▸ Spatial annotation entries
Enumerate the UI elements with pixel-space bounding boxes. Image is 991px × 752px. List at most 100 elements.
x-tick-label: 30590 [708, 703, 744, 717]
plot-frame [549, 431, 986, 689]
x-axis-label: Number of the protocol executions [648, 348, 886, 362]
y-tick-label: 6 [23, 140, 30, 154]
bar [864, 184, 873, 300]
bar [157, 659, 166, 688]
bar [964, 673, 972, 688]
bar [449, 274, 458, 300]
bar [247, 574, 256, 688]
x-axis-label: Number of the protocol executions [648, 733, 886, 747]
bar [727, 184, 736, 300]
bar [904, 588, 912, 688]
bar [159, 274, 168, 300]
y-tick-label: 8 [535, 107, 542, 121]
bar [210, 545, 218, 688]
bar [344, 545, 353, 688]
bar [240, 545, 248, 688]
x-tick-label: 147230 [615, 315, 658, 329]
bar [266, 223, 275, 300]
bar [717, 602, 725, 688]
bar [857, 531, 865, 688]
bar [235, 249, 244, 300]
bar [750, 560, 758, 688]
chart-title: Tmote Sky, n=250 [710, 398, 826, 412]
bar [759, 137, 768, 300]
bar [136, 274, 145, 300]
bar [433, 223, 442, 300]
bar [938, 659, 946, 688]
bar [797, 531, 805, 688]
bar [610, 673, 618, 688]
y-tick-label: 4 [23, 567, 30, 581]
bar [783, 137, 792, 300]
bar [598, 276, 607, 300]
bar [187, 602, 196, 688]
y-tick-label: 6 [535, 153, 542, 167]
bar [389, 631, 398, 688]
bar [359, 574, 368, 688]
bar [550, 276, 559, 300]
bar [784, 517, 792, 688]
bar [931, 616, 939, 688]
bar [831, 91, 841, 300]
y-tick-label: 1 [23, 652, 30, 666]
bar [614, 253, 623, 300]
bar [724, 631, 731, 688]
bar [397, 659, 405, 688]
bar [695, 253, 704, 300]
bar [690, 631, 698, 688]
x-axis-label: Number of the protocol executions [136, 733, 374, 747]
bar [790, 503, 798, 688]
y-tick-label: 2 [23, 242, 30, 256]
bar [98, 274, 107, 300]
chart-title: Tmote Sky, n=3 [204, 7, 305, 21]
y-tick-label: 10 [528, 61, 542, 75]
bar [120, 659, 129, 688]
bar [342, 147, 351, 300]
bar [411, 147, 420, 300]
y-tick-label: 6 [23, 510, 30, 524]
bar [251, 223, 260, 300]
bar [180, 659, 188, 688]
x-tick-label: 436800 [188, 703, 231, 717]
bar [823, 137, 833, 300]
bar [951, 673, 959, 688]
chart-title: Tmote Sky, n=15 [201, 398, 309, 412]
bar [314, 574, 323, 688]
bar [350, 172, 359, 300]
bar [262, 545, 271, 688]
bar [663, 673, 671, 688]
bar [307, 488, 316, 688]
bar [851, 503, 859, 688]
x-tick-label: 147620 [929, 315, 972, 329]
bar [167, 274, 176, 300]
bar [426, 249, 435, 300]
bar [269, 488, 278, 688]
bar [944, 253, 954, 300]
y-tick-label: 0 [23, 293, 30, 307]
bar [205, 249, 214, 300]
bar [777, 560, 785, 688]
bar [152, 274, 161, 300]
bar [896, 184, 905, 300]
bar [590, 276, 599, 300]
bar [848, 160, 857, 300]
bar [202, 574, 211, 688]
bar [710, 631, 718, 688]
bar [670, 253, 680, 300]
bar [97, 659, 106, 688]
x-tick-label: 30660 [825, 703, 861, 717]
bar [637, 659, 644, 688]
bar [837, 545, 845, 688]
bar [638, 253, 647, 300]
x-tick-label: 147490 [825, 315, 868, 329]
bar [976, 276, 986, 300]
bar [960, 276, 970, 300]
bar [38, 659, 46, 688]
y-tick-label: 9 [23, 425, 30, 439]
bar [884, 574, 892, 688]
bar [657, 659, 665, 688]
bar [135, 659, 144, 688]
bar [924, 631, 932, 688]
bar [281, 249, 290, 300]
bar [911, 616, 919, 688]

▸ Requirement
Convert these data into a JSON list of strings with one string per line, leaving out any blank lines.

▸ Expected answer
[
  "Enumerate the UI elements with pixel-space bounding boxes. Image is 991px × 752px. List at most 100 elements.",
  "x-tick-label: 30590 [708, 703, 744, 717]",
  "plot-frame [549, 431, 986, 689]",
  "x-axis-label: Number of the protocol executions [648, 348, 886, 362]",
  "y-tick-label: 6 [23, 140, 30, 154]",
  "bar [864, 184, 873, 300]",
  "bar [157, 659, 166, 688]",
  "bar [964, 673, 972, 688]",
  "bar [449, 274, 458, 300]",
  "bar [247, 574, 256, 688]",
  "x-axis-label: Number of the protocol executions [648, 733, 886, 747]",
  "bar [727, 184, 736, 300]",
  "bar [904, 588, 912, 688]",
  "bar [159, 274, 168, 300]",
  "y-tick-label: 8 [535, 107, 542, 121]",
  "bar [210, 545, 218, 688]",
  "bar [344, 545, 353, 688]",
  "bar [240, 545, 248, 688]",
  "x-tick-label: 147230 [615, 315, 658, 329]",
  "bar [266, 223, 275, 300]",
  "bar [717, 602, 725, 688]",
  "bar [857, 531, 865, 688]",
  "bar [235, 249, 244, 300]",
  "bar [750, 560, 758, 688]",
  "chart-title: Tmote Sky, n=250 [710, 398, 826, 412]",
  "bar [759, 137, 768, 300]",
  "bar [136, 274, 145, 300]",
  "bar [433, 223, 442, 300]",
  "bar [938, 659, 946, 688]",
  "bar [797, 531, 805, 688]",
  "bar [610, 673, 618, 688]",
  "y-tick-label: 4 [23, 567, 30, 581]",
  "bar [783, 137, 792, 300]",
  "bar [598, 276, 607, 300]",
  "bar [187, 602, 196, 688]",
  "y-tick-label: 6 [535, 153, 542, 167]",
  "bar [389, 631, 398, 688]",
  "bar [359, 574, 368, 688]",
  "bar [550, 276, 559, 300]",
  "bar [784, 517, 792, 688]",
  "bar [931, 616, 939, 688]",
  "bar [831, 91, 841, 300]",
  "y-tick-label: 1 [23, 652, 30, 666]",
  "bar [614, 253, 623, 300]",
  "bar [724, 631, 731, 688]",
  "bar [397, 659, 405, 688]",
  "bar [695, 253, 704, 300]",
  "bar [690, 631, 698, 688]",
  "x-axis-label: Number of the protocol executions [136, 733, 374, 747]",
  "bar [790, 503, 798, 688]",
  "y-tick-label: 2 [23, 242, 30, 256]",
  "bar [98, 274, 107, 300]",
  "chart-title: Tmote Sky, n=3 [204, 7, 305, 21]",
  "y-tick-label: 10 [528, 61, 542, 75]",
  "bar [120, 659, 129, 688]",
  "bar [342, 147, 351, 300]",
  "bar [411, 147, 420, 300]",
  "y-tick-label: 6 [23, 510, 30, 524]",
  "bar [251, 223, 260, 300]",
  "bar [180, 659, 188, 688]",
  "x-tick-label: 436800 [188, 703, 231, 717]",
  "bar [823, 137, 833, 300]",
  "bar [951, 673, 959, 688]",
  "chart-title: Tmote Sky, n=15 [201, 398, 309, 412]",
  "bar [314, 574, 323, 688]",
  "bar [350, 172, 359, 300]",
  "bar [262, 545, 271, 688]",
  "bar [663, 673, 671, 688]",
  "bar [307, 488, 316, 688]",
  "bar [851, 503, 859, 688]",
  "x-tick-label: 147620 [929, 315, 972, 329]",
  "bar [167, 274, 176, 300]",
  "bar [426, 249, 435, 300]",
  "bar [269, 488, 278, 688]",
  "bar [944, 253, 954, 300]",
  "y-tick-label: 0 [23, 293, 30, 307]",
  "bar [205, 249, 214, 300]",
  "bar [777, 560, 785, 688]",
  "bar [152, 274, 161, 300]",
  "bar [896, 184, 905, 300]",
  "bar [590, 276, 599, 300]",
  "bar [848, 160, 857, 300]",
  "bar [202, 574, 211, 688]",
  "bar [710, 631, 718, 688]",
  "bar [670, 253, 680, 300]",
  "bar [97, 659, 106, 688]",
  "x-tick-label: 30660 [825, 703, 861, 717]",
  "bar [637, 659, 644, 688]",
  "bar [837, 545, 845, 688]",
  "bar [638, 253, 647, 300]",
  "x-tick-label: 147490 [825, 315, 868, 329]",
  "bar [976, 276, 986, 300]",
  "bar [960, 276, 970, 300]",
  "bar [38, 659, 46, 688]",
  "y-tick-label: 9 [23, 425, 30, 439]",
  "bar [884, 574, 892, 688]",
  "bar [657, 659, 665, 688]",
  "bar [135, 659, 144, 688]",
  "bar [924, 631, 932, 688]",
  "bar [281, 249, 290, 300]",
  "bar [911, 616, 919, 688]"
]